• [Your task]: Here are some records. Copy each one exactly.
— Start —
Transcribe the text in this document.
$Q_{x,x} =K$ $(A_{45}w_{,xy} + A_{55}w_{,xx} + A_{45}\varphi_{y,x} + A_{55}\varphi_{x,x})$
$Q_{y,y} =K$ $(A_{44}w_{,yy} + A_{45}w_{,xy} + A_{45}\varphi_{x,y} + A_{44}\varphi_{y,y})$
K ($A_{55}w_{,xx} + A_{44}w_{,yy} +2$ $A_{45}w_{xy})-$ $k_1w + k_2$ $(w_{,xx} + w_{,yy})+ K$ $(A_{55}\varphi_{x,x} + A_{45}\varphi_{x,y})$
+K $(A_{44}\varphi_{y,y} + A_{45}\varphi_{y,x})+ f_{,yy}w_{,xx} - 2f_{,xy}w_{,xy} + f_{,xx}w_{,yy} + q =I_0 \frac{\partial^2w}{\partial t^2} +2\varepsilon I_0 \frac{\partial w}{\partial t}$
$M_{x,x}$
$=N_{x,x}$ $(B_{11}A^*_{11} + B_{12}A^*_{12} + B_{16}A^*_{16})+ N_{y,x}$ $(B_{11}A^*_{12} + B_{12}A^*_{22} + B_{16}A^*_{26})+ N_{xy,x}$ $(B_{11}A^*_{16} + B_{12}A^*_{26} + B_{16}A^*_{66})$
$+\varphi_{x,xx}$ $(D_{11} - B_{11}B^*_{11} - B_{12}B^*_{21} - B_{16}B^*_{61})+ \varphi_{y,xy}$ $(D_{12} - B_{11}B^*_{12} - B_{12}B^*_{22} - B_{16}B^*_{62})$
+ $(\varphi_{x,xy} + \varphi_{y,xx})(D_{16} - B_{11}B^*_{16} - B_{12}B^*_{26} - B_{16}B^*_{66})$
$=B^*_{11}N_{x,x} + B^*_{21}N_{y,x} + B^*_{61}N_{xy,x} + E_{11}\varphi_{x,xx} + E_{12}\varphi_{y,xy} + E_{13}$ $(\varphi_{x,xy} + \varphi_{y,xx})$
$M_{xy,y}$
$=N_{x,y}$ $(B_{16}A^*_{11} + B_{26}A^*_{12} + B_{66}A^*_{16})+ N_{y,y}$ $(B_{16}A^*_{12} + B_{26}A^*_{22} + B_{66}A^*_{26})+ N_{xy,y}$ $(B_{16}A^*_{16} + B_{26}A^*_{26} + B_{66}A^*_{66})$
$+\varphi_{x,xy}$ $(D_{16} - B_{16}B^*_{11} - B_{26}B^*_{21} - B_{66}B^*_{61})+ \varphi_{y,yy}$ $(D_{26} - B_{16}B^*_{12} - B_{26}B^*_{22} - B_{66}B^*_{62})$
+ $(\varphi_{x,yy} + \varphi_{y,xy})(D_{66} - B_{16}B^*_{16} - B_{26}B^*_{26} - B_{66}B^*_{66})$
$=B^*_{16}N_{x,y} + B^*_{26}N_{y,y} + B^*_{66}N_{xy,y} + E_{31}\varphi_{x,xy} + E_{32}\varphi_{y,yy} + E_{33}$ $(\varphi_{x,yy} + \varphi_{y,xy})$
— End —
• [Exercise answer]:
Transcribe the text in this document.
$Q_{x,x} =K$ $(A_{45}w_{,xy} + A_{55}w_{,xx} + A_{45}\varphi_{y,x} + A_{55}\varphi_{x,x})$
$Q_{y,y} =K$ $(A_{44}w_{,yy} + A_{45}w_{,xy} + A_{45}\varphi_{x,y} + A_{44}\varphi_{y,y})$
K ($A_{55}w_{,xx} + A_{44}w_{,yy} +2$ $A_{45}w_{xy})-$ $k_1w + k_2$ $(w_{,xx} + w_{,yy})+ K$ $(A_{55}\varphi_{x,x} + A_{45}\varphi_{x,y})$
+K $(A_{44}\varphi_{y,y} + A_{45}\varphi_{y,x})+ f_{,yy}w_{,xx} - 2f_{,xy}w_{,xy} + f_{,xx}w_{,yy} + q =I_0 \frac{\partial^2w}{\partial t^2} +2\varepsilon I_0 \frac{\partial w}{\partial t}$
$M_{x,x}$
$=N_{x,x}$ $(B_{11}A^*_{11} + B_{12}A^*_{12} + B_{16}A^*_{16})+ N_{y,x}$ $(B_{11}A^*_{12} + B_{12}A^*_{22} + B_{16}A^*_{26})+ N_{xy,x}$ $(B_{11}A^*_{16} + B_{12}A^*_{26} + B_{16}A^*_{66})$
$+\varphi_{x,xx}$ $(D_{11} - B_{11}B^*_{11} - B_{12}B^*_{21} - B_{16}B^*_{61})+ \varphi_{y,xy}$ $(D_{12} - B_{11}B^*_{12} - B_{12}B^*_{22} - B_{16}B^*_{62})$
+ $(\varphi_{x,xy} + \varphi_{y,xx})(D_{16} - B_{11}B^*_{16} - B_{12}B^*_{26} - B_{16}B^*_{66})$
$=B^*_{11}N_{x,x} + B^*_{21}N_{y,x} + B^*_{61}N_{xy,x} + E_{11}\varphi_{x,xx} + E_{12}\varphi_{y,xy} + E_{13}$ $(\varphi_{x,xy} + \varphi_{y,xx})$
$M_{xy,y}$
$=N_{x,y}$ $(B_{16}A^*_{11} + B_{26}A^*_{12} + B_{66}A^*_{16})+ N_{y,y}$ $(B_{16}A^*_{12} + B_{26}A^*_{22} + B_{66}A^*_{26})+ N_{xy,y}$ $(B_{16}A^*_{16} + B_{26}A^*_{26} + B_{66}A^*_{66})$
$+\varphi_{x,xy}$ $(D_{16} - B_{16}B^*_{11} - B_{26}B^*_{21} - B_{66}B^*_{61})+ \varphi_{y,yy}$ $(D_{26} - B_{16}B^*_{12} - B_{26}B^*_{22} - B_{66}B^*_{62})$
+ $(\varphi_{x,yy} + \varphi_{y,xy})(D_{66} - B_{16}B^*_{16} - B_{26}B^*_{26} - B_{66}B^*_{66})$
$=B^*_{16}N_{x,y} + B^*_{26}N_{y,y} + B^*_{66}N_{xy,y} + E_{31}\varphi_{x,xy} + E_{32}\varphi_{y,yy} + E_{33}$ $(\varphi_{x,yy} + \varphi_{y,xy})$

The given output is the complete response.